(Records to process)

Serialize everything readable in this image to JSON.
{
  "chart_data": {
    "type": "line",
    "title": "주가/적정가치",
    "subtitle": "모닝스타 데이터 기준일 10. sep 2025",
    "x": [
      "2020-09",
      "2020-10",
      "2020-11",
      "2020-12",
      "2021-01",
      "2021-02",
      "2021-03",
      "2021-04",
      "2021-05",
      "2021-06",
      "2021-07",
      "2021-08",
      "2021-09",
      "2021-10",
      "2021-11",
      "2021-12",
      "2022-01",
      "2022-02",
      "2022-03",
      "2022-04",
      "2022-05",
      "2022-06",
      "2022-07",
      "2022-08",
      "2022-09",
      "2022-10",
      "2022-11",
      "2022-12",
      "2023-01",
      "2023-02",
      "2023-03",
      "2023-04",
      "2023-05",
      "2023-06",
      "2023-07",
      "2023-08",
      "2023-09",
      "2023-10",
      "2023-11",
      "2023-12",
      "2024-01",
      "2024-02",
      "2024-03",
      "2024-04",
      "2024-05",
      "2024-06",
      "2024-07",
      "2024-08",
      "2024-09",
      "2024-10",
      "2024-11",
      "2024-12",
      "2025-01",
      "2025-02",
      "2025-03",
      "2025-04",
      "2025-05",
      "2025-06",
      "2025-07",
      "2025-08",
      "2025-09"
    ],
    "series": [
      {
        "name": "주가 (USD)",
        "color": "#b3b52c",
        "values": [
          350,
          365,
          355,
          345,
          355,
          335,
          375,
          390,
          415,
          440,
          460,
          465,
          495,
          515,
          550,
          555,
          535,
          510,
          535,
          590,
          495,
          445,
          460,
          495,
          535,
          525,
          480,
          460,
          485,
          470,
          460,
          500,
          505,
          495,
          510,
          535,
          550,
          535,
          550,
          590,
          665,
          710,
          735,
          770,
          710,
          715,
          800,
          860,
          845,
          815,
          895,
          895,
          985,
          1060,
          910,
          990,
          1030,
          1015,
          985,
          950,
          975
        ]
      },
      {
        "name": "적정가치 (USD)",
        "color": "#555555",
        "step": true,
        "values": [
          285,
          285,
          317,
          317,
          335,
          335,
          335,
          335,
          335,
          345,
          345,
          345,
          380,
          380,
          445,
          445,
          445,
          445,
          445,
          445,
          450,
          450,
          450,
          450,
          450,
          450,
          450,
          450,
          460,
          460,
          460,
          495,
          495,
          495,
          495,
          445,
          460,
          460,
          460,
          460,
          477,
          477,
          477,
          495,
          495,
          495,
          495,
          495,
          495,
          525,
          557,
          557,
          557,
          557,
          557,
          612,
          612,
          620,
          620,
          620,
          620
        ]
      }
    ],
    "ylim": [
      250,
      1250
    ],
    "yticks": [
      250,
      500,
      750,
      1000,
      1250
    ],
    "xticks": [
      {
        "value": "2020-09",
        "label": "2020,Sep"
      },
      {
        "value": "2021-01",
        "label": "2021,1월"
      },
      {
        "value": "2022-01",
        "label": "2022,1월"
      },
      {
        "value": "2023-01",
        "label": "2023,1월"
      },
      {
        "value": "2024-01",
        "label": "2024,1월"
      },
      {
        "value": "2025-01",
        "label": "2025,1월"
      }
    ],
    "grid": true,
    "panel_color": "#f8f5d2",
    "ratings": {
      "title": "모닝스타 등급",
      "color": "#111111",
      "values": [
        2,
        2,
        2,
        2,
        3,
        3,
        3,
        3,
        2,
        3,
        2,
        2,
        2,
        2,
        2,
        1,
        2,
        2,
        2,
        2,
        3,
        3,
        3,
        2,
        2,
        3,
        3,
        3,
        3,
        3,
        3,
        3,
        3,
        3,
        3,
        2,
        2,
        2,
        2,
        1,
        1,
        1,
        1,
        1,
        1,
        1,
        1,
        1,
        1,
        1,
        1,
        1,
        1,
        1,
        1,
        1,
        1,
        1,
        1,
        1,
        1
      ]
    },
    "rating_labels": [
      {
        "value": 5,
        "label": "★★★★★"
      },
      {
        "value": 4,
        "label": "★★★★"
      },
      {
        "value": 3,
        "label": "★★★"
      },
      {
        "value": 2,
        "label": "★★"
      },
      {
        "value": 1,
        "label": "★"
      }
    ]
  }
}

(What needs to be done)
Each record must be repeated exactly as it is.

(Solution to the exercise)
Serialize everything readable in this image to JSON.
{
  "chart_data": {
    "type": "line",
    "title": "주가/적정가치",
    "subtitle": "모닝스타 데이터 기준일 10. sep 2025",
    "x": [
      "2020-09",
      "2020-10",
      "2020-11",
      "2020-12",
      "2021-01",
      "2021-02",
      "2021-03",
      "2021-04",
      "2021-05",
      "2021-06",
      "2021-07",
      "2021-08",
      "2021-09",
      "2021-10",
      "2021-11",
      "2021-12",
      "2022-01",
      "2022-02",
      "2022-03",
      "2022-04",
      "2022-05",
      "2022-06",
      "2022-07",
      "2022-08",
      "2022-09",
      "2022-10",
      "2022-11",
      "2022-12",
      "2023-01",
      "2023-02",
      "2023-03",
      "2023-04",
      "2023-05",
      "2023-06",
      "2023-07",
      "2023-08",
      "2023-09",
      "2023-10",
      "2023-11",
      "2023-12",
      "2024-01",
      "2024-02",
      "2024-03",
      "2024-04",
      "2024-05",
      "2024-06",
      "2024-07",
      "2024-08",
      "2024-09",
      "2024-10",
      "2024-11",
      "2024-12",
      "2025-01",
      "2025-02",
      "2025-03",
      "2025-04",
      "2025-05",
      "2025-06",
      "2025-07",
      "2025-08",
      "2025-09"
    ],
    "series": [
      {
        "name": "주가 (USD)",
        "color": "#b3b52c",
        "values": [
          350,
          365,
          355,
          345,
          355,
          335,
          375,
          390,
          415,
          440,
          460,
          465,
          495,
          515,
          550,
          555,
          535,
          510,
          535,
          590,
          495,
          445,
          460,
          495,
          535,
          525,
          480,
          460,
          485,
          470,
          460,
          500,
          505,
          495,
          510,
          535,
          550,
          535,
          550,
          590,
          665,
          710,
          735,
          770,
          710,
          715,
          800,
          860,
          845,
          815,
          895,
          895,
          985,
          1060,
          910,
          990,
          1030,
          1015,
          985,
          950,
          975
        ]
      },
      {
        "name": "적정가치 (USD)",
        "color": "#555555",
        "step": true,
        "values": [
          285,
          285,
          317,
          317,
          335,
          335,
          335,
          335,
          335,
          345,
          345,
          345,
          380,
          380,
          445,
          445,
          445,
          445,
          445,
          445,
          450,
          450,
          450,
          450,
          450,
          450,
          450,
          450,
          460,
          460,
          460,
          495,
          495,
          495,
          495,
          445,
          460,
          460,
          460,
          460,
          477,
          477,
          477,
          495,
          495,
          495,
          495,
          495,
          495,
          525,
          557,
          557,
          557,
          557,
          557,
          612,
          612,
          620,
          620,
          620,
          620
        ]
      }
    ],
    "ylim": [
      250,
      1250
    ],
    "yticks": [
      250,
      500,
      750,
      1000,
      1250
    ],
    "xticks": [
      {
        "value": "2020-09",
        "label": "2020,Sep"
      },
      {
        "value": "2021-01",
        "label": "2021,1월"
      },
      {
        "value": "2022-01",
        "label": "2022,1월"
      },
      {
        "value": "2023-01",
        "label": "2023,1월"
      },
      {
        "value": "2024-01",
        "label": "2024,1월"
      },
      {
        "value": "2025-01",
        "label": "2025,1월"
      }
    ],
    "grid": true,
    "panel_color": "#f8f5d2",
    "ratings": {
      "title": "모닝스타 등급",
      "color": "#111111",
      "values": [
        2,
        2,
        2,
        2,
        3,
        3,
        3,
        3,
        2,
        3,
        2,
        2,
        2,
        2,
        2,
        1,
        2,
        2,
        2,
        2,
        3,
        3,
        3,
        2,
        2,
        3,
        3,
        3,
        3,
        3,
        3,
        3,
        3,
        3,
        3,
        2,
        2,
        2,
        2,
        1,
        1,
        1,
        1,
        1,
        1,
        1,
        1,
        1,
        1,
        1,
        1,
        1,
        1,
        1,
        1,
        1,
        1,
        1,
        1,
        1,
        1
      ]
    },
    "rating_labels": [
      {
        "value": 5,
        "label": "★★★★★"
      },
      {
        "value": 4,
        "label": "★★★★"
      },
      {
        "value": 3,
        "label": "★★★"
      },
      {
        "value": 2,
        "label": "★★"
      },
      {
        "value": 1,
        "label": "★"
      }
    ]
  }
}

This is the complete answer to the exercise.